Working line by line, output the entries below exactly as they appear.

-----

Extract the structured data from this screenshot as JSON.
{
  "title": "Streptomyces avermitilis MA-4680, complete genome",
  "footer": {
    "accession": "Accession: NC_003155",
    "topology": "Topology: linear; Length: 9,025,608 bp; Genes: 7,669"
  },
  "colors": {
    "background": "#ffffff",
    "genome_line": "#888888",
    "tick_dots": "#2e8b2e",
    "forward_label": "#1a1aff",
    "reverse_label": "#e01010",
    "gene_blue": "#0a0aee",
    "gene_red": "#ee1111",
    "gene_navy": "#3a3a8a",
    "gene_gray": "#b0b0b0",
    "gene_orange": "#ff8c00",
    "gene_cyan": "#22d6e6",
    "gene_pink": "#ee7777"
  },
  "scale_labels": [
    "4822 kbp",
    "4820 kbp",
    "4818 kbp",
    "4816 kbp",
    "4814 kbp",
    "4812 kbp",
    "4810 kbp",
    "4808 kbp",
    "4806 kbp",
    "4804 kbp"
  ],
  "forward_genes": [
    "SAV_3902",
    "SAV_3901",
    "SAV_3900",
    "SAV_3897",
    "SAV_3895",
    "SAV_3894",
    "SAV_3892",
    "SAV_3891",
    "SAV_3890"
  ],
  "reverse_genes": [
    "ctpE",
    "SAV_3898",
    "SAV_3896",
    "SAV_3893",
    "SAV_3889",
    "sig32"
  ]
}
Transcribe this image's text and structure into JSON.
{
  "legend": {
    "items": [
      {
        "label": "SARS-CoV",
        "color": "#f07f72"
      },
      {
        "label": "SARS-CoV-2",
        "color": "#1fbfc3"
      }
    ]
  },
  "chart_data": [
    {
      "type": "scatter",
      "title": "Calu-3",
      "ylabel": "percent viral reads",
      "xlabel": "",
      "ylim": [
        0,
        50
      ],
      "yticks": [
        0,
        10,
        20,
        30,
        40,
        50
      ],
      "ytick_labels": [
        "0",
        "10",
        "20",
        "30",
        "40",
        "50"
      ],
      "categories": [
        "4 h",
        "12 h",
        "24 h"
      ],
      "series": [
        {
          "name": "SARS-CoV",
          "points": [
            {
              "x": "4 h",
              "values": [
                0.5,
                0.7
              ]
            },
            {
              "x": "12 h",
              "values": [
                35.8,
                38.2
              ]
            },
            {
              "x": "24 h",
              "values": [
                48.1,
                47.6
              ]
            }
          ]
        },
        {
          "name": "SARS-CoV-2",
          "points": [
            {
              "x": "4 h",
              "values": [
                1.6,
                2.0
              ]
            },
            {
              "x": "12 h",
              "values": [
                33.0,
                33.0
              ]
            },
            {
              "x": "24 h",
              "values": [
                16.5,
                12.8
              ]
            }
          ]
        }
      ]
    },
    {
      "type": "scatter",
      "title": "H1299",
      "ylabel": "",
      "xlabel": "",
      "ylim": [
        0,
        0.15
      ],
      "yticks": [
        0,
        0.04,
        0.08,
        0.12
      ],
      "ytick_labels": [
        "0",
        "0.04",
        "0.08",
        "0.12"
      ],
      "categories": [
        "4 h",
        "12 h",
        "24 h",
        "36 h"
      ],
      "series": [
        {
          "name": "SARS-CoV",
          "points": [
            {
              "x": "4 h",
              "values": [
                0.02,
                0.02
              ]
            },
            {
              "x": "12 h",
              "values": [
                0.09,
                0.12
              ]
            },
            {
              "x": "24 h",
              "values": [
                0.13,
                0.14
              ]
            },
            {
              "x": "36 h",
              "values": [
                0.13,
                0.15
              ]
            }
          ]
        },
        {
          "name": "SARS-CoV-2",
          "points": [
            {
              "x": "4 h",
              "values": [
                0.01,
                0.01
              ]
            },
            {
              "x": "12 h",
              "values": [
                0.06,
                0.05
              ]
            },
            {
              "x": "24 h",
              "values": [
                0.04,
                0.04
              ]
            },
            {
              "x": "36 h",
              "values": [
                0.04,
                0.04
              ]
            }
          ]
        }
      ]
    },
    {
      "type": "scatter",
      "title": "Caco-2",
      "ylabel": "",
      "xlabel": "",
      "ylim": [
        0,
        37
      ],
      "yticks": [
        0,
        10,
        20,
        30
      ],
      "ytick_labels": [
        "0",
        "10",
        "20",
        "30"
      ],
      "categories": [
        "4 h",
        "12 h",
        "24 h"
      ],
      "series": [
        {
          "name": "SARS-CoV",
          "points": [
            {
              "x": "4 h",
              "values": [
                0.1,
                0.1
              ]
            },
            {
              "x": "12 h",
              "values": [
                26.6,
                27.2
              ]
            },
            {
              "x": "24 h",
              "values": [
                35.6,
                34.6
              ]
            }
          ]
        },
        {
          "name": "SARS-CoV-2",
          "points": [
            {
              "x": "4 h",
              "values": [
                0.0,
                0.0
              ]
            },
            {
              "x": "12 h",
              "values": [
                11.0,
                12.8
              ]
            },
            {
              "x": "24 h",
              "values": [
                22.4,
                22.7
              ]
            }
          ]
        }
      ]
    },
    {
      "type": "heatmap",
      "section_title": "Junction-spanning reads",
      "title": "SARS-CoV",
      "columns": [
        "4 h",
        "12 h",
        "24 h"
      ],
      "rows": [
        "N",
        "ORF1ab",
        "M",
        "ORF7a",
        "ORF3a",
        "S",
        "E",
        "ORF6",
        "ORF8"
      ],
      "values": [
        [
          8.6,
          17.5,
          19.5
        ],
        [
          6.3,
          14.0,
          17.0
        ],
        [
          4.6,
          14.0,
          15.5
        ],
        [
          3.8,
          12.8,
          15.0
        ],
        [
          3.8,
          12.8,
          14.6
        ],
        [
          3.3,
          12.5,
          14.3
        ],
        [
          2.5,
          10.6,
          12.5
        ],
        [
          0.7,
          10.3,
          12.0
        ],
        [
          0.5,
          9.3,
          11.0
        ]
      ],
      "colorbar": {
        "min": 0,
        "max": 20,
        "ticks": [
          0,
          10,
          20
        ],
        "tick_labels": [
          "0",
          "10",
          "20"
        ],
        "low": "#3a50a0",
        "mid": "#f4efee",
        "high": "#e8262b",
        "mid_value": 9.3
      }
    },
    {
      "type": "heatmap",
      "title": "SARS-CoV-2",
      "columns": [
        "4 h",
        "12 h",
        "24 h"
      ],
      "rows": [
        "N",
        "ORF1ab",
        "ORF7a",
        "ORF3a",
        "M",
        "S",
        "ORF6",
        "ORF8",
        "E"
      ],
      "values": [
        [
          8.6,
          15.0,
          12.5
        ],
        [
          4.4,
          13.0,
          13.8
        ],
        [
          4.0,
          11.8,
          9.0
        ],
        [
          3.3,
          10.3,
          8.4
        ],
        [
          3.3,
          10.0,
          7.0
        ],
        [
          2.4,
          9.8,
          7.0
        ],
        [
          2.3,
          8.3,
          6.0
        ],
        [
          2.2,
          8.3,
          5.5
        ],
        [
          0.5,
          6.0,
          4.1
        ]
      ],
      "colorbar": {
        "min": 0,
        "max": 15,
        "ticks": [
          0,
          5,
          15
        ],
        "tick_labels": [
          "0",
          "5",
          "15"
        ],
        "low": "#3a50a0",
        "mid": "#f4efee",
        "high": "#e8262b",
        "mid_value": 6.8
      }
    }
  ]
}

-----

• [Response to this task]:
Extract the structured data from this screenshot as JSON.
{
  "title": "Streptomyces avermitilis MA-4680, complete genome",
  "footer": {
    "accession": "Accession: NC_003155",
    "topology": "Topology: linear; Length: 9,025,608 bp; Genes: 7,669"
  },
  "colors": {
    "background": "#ffffff",
    "genome_line": "#888888",
    "tick_dots": "#2e8b2e",
    "forward_label": "#1a1aff",
    "reverse_label": "#e01010",
    "gene_blue": "#0a0aee",
    "gene_red": "#ee1111",
    "gene_navy": "#3a3a8a",
    "gene_gray": "#b0b0b0",
    "gene_orange": "#ff8c00",
    "gene_cyan": "#22d6e6",
    "gene_pink": "#ee7777"
  },
  "scale_labels": [
    "4822 kbp",
    "4820 kbp",
    "4818 kbp",
    "4816 kbp",
    "4814 kbp",
    "4812 kbp",
    "4810 kbp",
    "4808 kbp",
    "4806 kbp",
    "4804 kbp"
  ],
  "forward_genes": [
    "SAV_3902",
    "SAV_3901",
    "SAV_3900",
    "SAV_3897",
    "SAV_3895",
    "SAV_3894",
    "SAV_3892",
    "SAV_3891",
    "SAV_3890"
  ],
  "reverse_genes": [
    "ctpE",
    "SAV_3898",
    "SAV_3896",
    "SAV_3893",
    "SAV_3889",
    "sig32"
  ]
}
Transcribe this image's text and structure into JSON.
{
  "legend": {
    "items": [
      {
        "label": "SARS-CoV",
        "color": "#f07f72"
      },
      {
        "label": "SARS-CoV-2",
        "color": "#1fbfc3"
      }
    ]
  },
  "chart_data": [
    {
      "type": "scatter",
      "title": "Calu-3",
      "ylabel": "percent viral reads",
      "xlabel": "",
      "ylim": [
        0,
        50
      ],
      "yticks": [
        0,
        10,
        20,
        30,
        40,
        50
      ],
      "ytick_labels": [
        "0",
        "10",
        "20",
        "30",
        "40",
        "50"
      ],
      "categories": [
        "4 h",
        "12 h",
        "24 h"
      ],
      "series": [
        {
          "name": "SARS-CoV",
          "points": [
            {
              "x": "4 h",
              "values": [
                0.5,
                0.7
              ]
            },
            {
              "x": "12 h",
              "values": [
                35.8,
                38.2
              ]
            },
            {
              "x": "24 h",
              "values": [
                48.1,
                47.6
              ]
            }
          ]
        },
        {
          "name": "SARS-CoV-2",
          "points": [
            {
              "x": "4 h",
              "values": [
                1.6,
                2.0
              ]
            },
            {
              "x": "12 h",
              "values": [
                33.0,
                33.0
              ]
            },
            {
              "x": "24 h",
              "values": [
                16.5,
                12.8
              ]
            }
          ]
        }
      ]
    },
    {
      "type": "scatter",
      "title": "H1299",
      "ylabel": "",
      "xlabel": "",
      "ylim": [
        0,
        0.15
      ],
      "yticks": [
        0,
        0.04,
        0.08,
        0.12
      ],
      "ytick_labels": [
        "0",
        "0.04",
        "0.08",
        "0.12"
      ],
      "categories": [
        "4 h",
        "12 h",
        "24 h",
        "36 h"
      ],
      "series": [
        {
          "name": "SARS-CoV",
          "points": [
            {
              "x": "4 h",
              "values": [
                0.02,
                0.02
              ]
            },
            {
              "x": "12 h",
              "values": [
                0.09,
                0.12
              ]
            },
            {
              "x": "24 h",
              "values": [
                0.13,
                0.14
              ]
            },
            {
              "x": "36 h",
              "values": [
                0.13,
                0.15
              ]
            }
          ]
        },
        {
          "name": "SARS-CoV-2",
          "points": [
            {
              "x": "4 h",
              "values": [
                0.01,
                0.01
              ]
            },
            {
              "x": "12 h",
              "values": [
                0.06,
                0.05
              ]
            },
            {
              "x": "24 h",
              "values": [
                0.04,
                0.04
              ]
            },
            {
              "x": "36 h",
              "values": [
                0.04,
                0.04
              ]
            }
          ]
        }
      ]
    },
    {
      "type": "scatter",
      "title": "Caco-2",
      "ylabel": "",
      "xlabel": "",
      "ylim": [
        0,
        37
      ],
      "yticks": [
        0,
        10,
        20,
        30
      ],
      "ytick_labels": [
        "0",
        "10",
        "20",
        "30"
      ],
      "categories": [
        "4 h",
        "12 h",
        "24 h"
      ],
      "series": [
        {
          "name": "SARS-CoV",
          "points": [
            {
              "x": "4 h",
              "values": [
                0.1,
                0.1
              ]
            },
            {
              "x": "12 h",
              "values": [
                26.6,
                27.2
              ]
            },
            {
              "x": "24 h",
              "values": [
                35.6,
                34.6
              ]
            }
          ]
        },
        {
          "name": "SARS-CoV-2",
          "points": [
            {
              "x": "4 h",
              "values": [
                0.0,
                0.0
              ]
            },
            {
              "x": "12 h",
              "values": [
                11.0,
                12.8
              ]
            },
            {
              "x": "24 h",
              "values": [
                22.4,
                22.7
              ]
            }
          ]
        }
      ]
    },
    {
      "type": "heatmap",
      "section_title": "Junction-spanning reads",
      "title": "SARS-CoV",
      "columns": [
        "4 h",
        "12 h",
        "24 h"
      ],
      "rows": [
        "N",
        "ORF1ab",
        "M",
        "ORF7a",
        "ORF3a",
        "S",
        "E",
        "ORF6",
        "ORF8"
      ],
      "values": [
        [
          8.6,
          17.5,
          19.5
        ],
        [
          6.3,
          14.0,
          17.0
        ],
        [
          4.6,
          14.0,
          15.5
        ],
        [
          3.8,
          12.8,
          15.0
        ],
        [
          3.8,
          12.8,
          14.6
        ],
        [
          3.3,
          12.5,
          14.3
        ],
        [
          2.5,
          10.6,
          12.5
        ],
        [
          0.7,
          10.3,
          12.0
        ],
        [
          0.5,
          9.3,
          11.0
        ]
      ],
      "colorbar": {
        "min": 0,
        "max": 20,
        "ticks": [
          0,
          10,
          20
        ],
        "tick_labels": [
          "0",
          "10",
          "20"
        ],
        "low": "#3a50a0",
        "mid": "#f4efee",
        "high": "#e8262b",
        "mid_value": 9.3
      }
    },
    {
      "type": "heatmap",
      "title": "SARS-CoV-2",
      "columns": [
        "4 h",
        "12 h",
        "24 h"
      ],
      "rows": [
        "N",
        "ORF1ab",
        "ORF7a",
        "ORF3a",
        "M",
        "S",
        "ORF6",
        "ORF8",
        "E"
      ],
      "values": [
        [
          8.6,
          15.0,
          12.5
        ],
        [
          4.4,
          13.0,
          13.8
        ],
        [
          4.0,
          11.8,
          9.0
        ],
        [
          3.3,
          10.3,
          8.4
        ],
        [
          3.3,
          10.0,
          7.0
        ],
        [
          2.4,
          9.8,
          7.0
        ],
        [
          2.3,
          8.3,
          6.0
        ],
        [
          2.2,
          8.3,
          5.5
        ],
        [
          0.5,
          6.0,
          4.1
        ]
      ],
      "colorbar": {
        "min": 0,
        "max": 15,
        "ticks": [
          0,
          5,
          15
        ],
        "tick_labels": [
          "0",
          "5",
          "15"
        ],
        "low": "#3a50a0",
        "mid": "#f4efee",
        "high": "#e8262b",
        "mid_value": 6.8
      }
    }
  ]
}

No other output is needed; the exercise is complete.